Leave out any pictures and transcribe all other data below exactly.

# # # # # # #

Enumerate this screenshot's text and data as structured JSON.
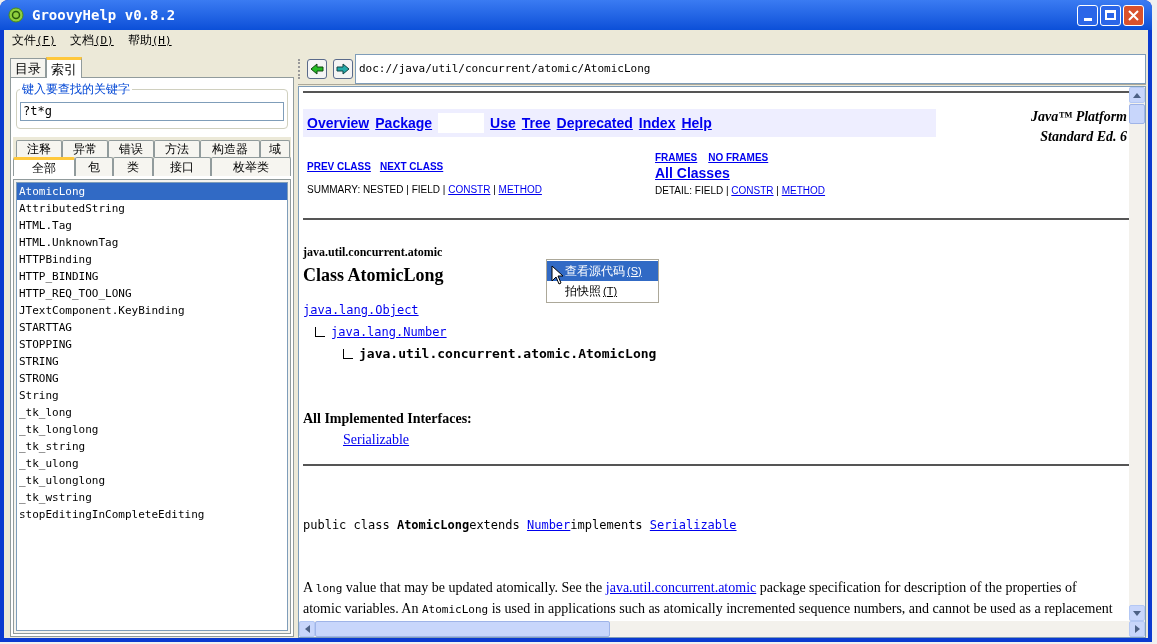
{
  "window": {
    "title": "GroovyHelp v0.8.2"
  },
  "menu": [
    {
      "label": "文件",
      "mnemonic": "(F)"
    },
    {
      "label": "文档",
      "mnemonic": "(D)"
    },
    {
      "label": "帮助",
      "mnemonic": "(H)"
    }
  ],
  "left_tabs": [
    {
      "label": "目录",
      "selected": false
    },
    {
      "label": "索引",
      "selected": true
    }
  ],
  "search": {
    "legend": "键入要查找的关键字",
    "value": "?t*g"
  },
  "filter_tabs_row_1": [
    {
      "label": "注释",
      "selected": false
    },
    {
      "label": "异常",
      "selected": false
    },
    {
      "label": "错误",
      "selected": false
    },
    {
      "label": "方法",
      "selected": false
    },
    {
      "label": "构造器",
      "selected": false
    },
    {
      "label": "域",
      "selected": false
    }
  ],
  "filter_tabs_row_2": [
    {
      "label": "全部",
      "selected": true
    },
    {
      "label": "包",
      "selected": false
    },
    {
      "label": "类",
      "selected": false
    },
    {
      "label": "接口",
      "selected": false
    },
    {
      "label": "枚举类",
      "selected": false
    }
  ],
  "index_list": [
    {
      "label": "AtomicLong",
      "selected": true
    },
    {
      "label": "AttributedString",
      "selected": false
    },
    {
      "label": "HTML.Tag",
      "selected": false
    },
    {
      "label": "HTML.UnknownTag",
      "selected": false
    },
    {
      "label": "HTTPBinding",
      "selected": false
    },
    {
      "label": "HTTP_BINDING",
      "selected": false
    },
    {
      "label": "HTTP_REQ_TOO_LONG",
      "selected": false
    },
    {
      "label": "JTextComponent.KeyBinding",
      "selected": false
    },
    {
      "label": "STARTTAG",
      "selected": false
    },
    {
      "label": "STOPPING",
      "selected": false
    },
    {
      "label": "STRING",
      "selected": false
    },
    {
      "label": "STRONG",
      "selected": false
    },
    {
      "label": "String",
      "selected": false
    },
    {
      "label": "_tk_long",
      "selected": false
    },
    {
      "label": "_tk_longlong",
      "selected": false
    },
    {
      "label": "_tk_string",
      "selected": false
    },
    {
      "label": "_tk_ulong",
      "selected": false
    },
    {
      "label": "_tk_ulonglong",
      "selected": false
    },
    {
      "label": "_tk_wstring",
      "selected": false
    },
    {
      "label": "stopEditingInCompleteEditing",
      "selected": false
    }
  ],
  "address": "doc://java/util/concurrent/atomic/AtomicLong",
  "doc": {
    "nav": [
      {
        "kind": "link",
        "label": "Overview"
      },
      {
        "kind": "link",
        "label": "Package"
      },
      {
        "kind": "blank"
      },
      {
        "kind": "link",
        "label": "Use"
      },
      {
        "kind": "link",
        "label": "Tree"
      },
      {
        "kind": "link",
        "label": "Deprecated"
      },
      {
        "kind": "link",
        "label": "Index"
      },
      {
        "kind": "link",
        "label": "Help"
      }
    ],
    "platform": [
      "Java™ Platform",
      "Standard Ed. 6"
    ],
    "class_links": [
      "PREV CLASS",
      "NEXT CLASS"
    ],
    "frame_links": [
      "FRAMES",
      "NO FRAMES"
    ],
    "all_classes": "All Classes",
    "summary": [
      {
        "kind": "text",
        "text": "SUMMARY: NESTED | FIELD | "
      },
      {
        "kind": "link",
        "text": "CONSTR"
      },
      {
        "kind": "text",
        "text": " | "
      },
      {
        "kind": "link",
        "text": "METHOD"
      }
    ],
    "detail": [
      {
        "kind": "text",
        "text": "DETAIL: FIELD | "
      },
      {
        "kind": "link",
        "text": "CONSTR"
      },
      {
        "kind": "text",
        "text": " | "
      },
      {
        "kind": "link",
        "text": "METHOD"
      }
    ],
    "package": "java.util.concurrent.atomic",
    "title": "Class AtomicLong",
    "hierarchy": [
      {
        "kind": "link",
        "text": "java.lang.Object",
        "children": [
          {
            "kind": "link",
            "text": "java.lang.Number",
            "children": [
              {
                "kind": "current",
                "text": "java.util.concurrent.atomic.AtomicLong"
              }
            ]
          }
        ]
      }
    ],
    "interfaces_heading": "All Implemented Interfaces:",
    "interfaces": [
      "Serializable"
    ],
    "declaration": [
      {
        "kind": "text",
        "text": "public class "
      },
      {
        "kind": "bold",
        "text": "AtomicLong"
      },
      {
        "kind": "text",
        "text": "extends "
      },
      {
        "kind": "link",
        "text": "Number"
      },
      {
        "kind": "text",
        "text": "implements "
      },
      {
        "kind": "link",
        "text": "Serializable"
      }
    ],
    "description": [
      {
        "kind": "text",
        "text": "A "
      },
      {
        "kind": "code",
        "text": "long"
      },
      {
        "kind": "text",
        "text": " value that may be updated atomically. See the "
      },
      {
        "kind": "link",
        "text": "java.util.concurrent.atomic"
      },
      {
        "kind": "text",
        "text": " package specification for description of the properties of atomic variables. An "
      },
      {
        "kind": "code",
        "text": "AtomicLong"
      },
      {
        "kind": "text",
        "text": " is used in applications such as atomically incremented sequence numbers, and cannot be used as a replacement"
      }
    ]
  },
  "context_menu": [
    {
      "label": "查看源代码",
      "mnemonic": "(S)",
      "selected": true
    },
    {
      "label": "拍快照",
      "mnemonic": "(T)",
      "selected": false
    }
  ]
}
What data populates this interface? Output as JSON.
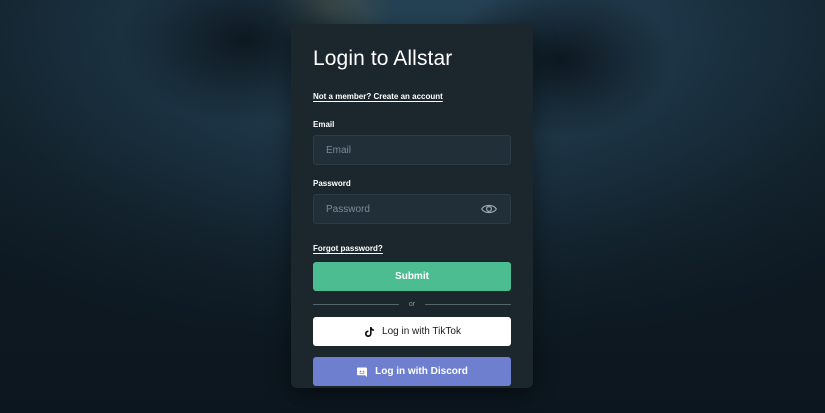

# # # # # # #

Result of the exercise:
Enumerate this screenshot's text and data as structured JSON.
{
  "window": {
    "title": "GroovyHelp v0.8.2"
  },
  "menu": [
    {
      "label": "文件",
      "mnemonic": "(F)"
    },
    {
      "label": "文档",
      "mnemonic": "(D)"
    },
    {
      "label": "帮助",
      "mnemonic": "(H)"
    }
  ],
  "left_tabs": [
    {
      "label": "目录",
      "selected": false
    },
    {
      "label": "索引",
      "selected": true
    }
  ],
  "search": {
    "legend": "键入要查找的关键字",
    "value": "?t*g"
  },
  "filter_tabs_row_1": [
    {
      "label": "注释",
      "selected": false
    },
    {
      "label": "异常",
      "selected": false
    },
    {
      "label": "错误",
      "selected": false
    },
    {
      "label": "方法",
      "selected": false
    },
    {
      "label": "构造器",
      "selected": false
    },
    {
      "label": "域",
      "selected": false
    }
  ],
  "filter_tabs_row_2": [
    {
      "label": "全部",
      "selected": true
    },
    {
      "label": "包",
      "selected": false
    },
    {
      "label": "类",
      "selected": false
    },
    {
      "label": "接口",
      "selected": false
    },
    {
      "label": "枚举类",
      "selected": false
    }
  ],
  "index_list": [
    {
      "label": "AtomicLong",
      "selected": true
    },
    {
      "label": "AttributedString",
      "selected": false
    },
    {
      "label": "HTML.Tag",
      "selected": false
    },
    {
      "label": "HTML.UnknownTag",
      "selected": false
    },
    {
      "label": "HTTPBinding",
      "selected": false
    },
    {
      "label": "HTTP_BINDING",
      "selected": false
    },
    {
      "label": "HTTP_REQ_TOO_LONG",
      "selected": false
    },
    {
      "label": "JTextComponent.KeyBinding",
      "selected": false
    },
    {
      "label": "STARTTAG",
      "selected": false
    },
    {
      "label": "STOPPING",
      "selected": false
    },
    {
      "label": "STRING",
      "selected": false
    },
    {
      "label": "STRONG",
      "selected": false
    },
    {
      "label": "String",
      "selected": false
    },
    {
      "label": "_tk_long",
      "selected": false
    },
    {
      "label": "_tk_longlong",
      "selected": false
    },
    {
      "label": "_tk_string",
      "selected": false
    },
    {
      "label": "_tk_ulong",
      "selected": false
    },
    {
      "label": "_tk_ulonglong",
      "selected": false
    },
    {
      "label": "_tk_wstring",
      "selected": false
    },
    {
      "label": "stopEditingInCompleteEditing",
      "selected": false
    }
  ],
  "address": "doc://java/util/concurrent/atomic/AtomicLong",
  "doc": {
    "nav": [
      {
        "kind": "link",
        "label": "Overview"
      },
      {
        "kind": "link",
        "label": "Package"
      },
      {
        "kind": "blank"
      },
      {
        "kind": "link",
        "label": "Use"
      },
      {
        "kind": "link",
        "label": "Tree"
      },
      {
        "kind": "link",
        "label": "Deprecated"
      },
      {
        "kind": "link",
        "label": "Index"
      },
      {
        "kind": "link",
        "label": "Help"
      }
    ],
    "platform": [
      "Java™ Platform",
      "Standard Ed. 6"
    ],
    "class_links": [
      "PREV CLASS",
      "NEXT CLASS"
    ],
    "frame_links": [
      "FRAMES",
      "NO FRAMES"
    ],
    "all_classes": "All Classes",
    "summary": [
      {
        "kind": "text",
        "text": "SUMMARY: NESTED | FIELD | "
      },
      {
        "kind": "link",
        "text": "CONSTR"
      },
      {
        "kind": "text",
        "text": " | "
      },
      {
        "kind": "link",
        "text": "METHOD"
      }
    ],
    "detail": [
      {
        "kind": "text",
        "text": "DETAIL: FIELD | "
      },
      {
        "kind": "link",
        "text": "CONSTR"
      },
      {
        "kind": "text",
        "text": " | "
      },
      {
        "kind": "link",
        "text": "METHOD"
      }
    ],
    "package": "java.util.concurrent.atomic",
    "title": "Class AtomicLong",
    "hierarchy": [
      {
        "kind": "link",
        "text": "java.lang.Object",
        "children": [
          {
            "kind": "link",
            "text": "java.lang.Number",
            "children": [
              {
                "kind": "current",
                "text": "java.util.concurrent.atomic.AtomicLong"
              }
            ]
          }
        ]
      }
    ],
    "interfaces_heading": "All Implemented Interfaces:",
    "interfaces": [
      "Serializable"
    ],
    "declaration": [
      {
        "kind": "text",
        "text": "public class "
      },
      {
        "kind": "bold",
        "text": "AtomicLong"
      },
      {
        "kind": "text",
        "text": "extends "
      },
      {
        "kind": "link",
        "text": "Number"
      },
      {
        "kind": "text",
        "text": "implements "
      },
      {
        "kind": "link",
        "text": "Serializable"
      }
    ],
    "description": [
      {
        "kind": "text",
        "text": "A "
      },
      {
        "kind": "code",
        "text": "long"
      },
      {
        "kind": "text",
        "text": " value that may be updated atomically. See the "
      },
      {
        "kind": "link",
        "text": "java.util.concurrent.atomic"
      },
      {
        "kind": "text",
        "text": " package specification for description of the properties of atomic variables. An "
      },
      {
        "kind": "code",
        "text": "AtomicLong"
      },
      {
        "kind": "text",
        "text": " is used in applications such as atomically incremented sequence numbers, and cannot be used as a replacement"
      }
    ]
  },
  "context_menu": [
    {
      "label": "查看源代码",
      "mnemonic": "(S)",
      "selected": true
    },
    {
      "label": "拍快照",
      "mnemonic": "(T)",
      "selected": false
    }
  ]
}
What data populates this interface? Output as JSON.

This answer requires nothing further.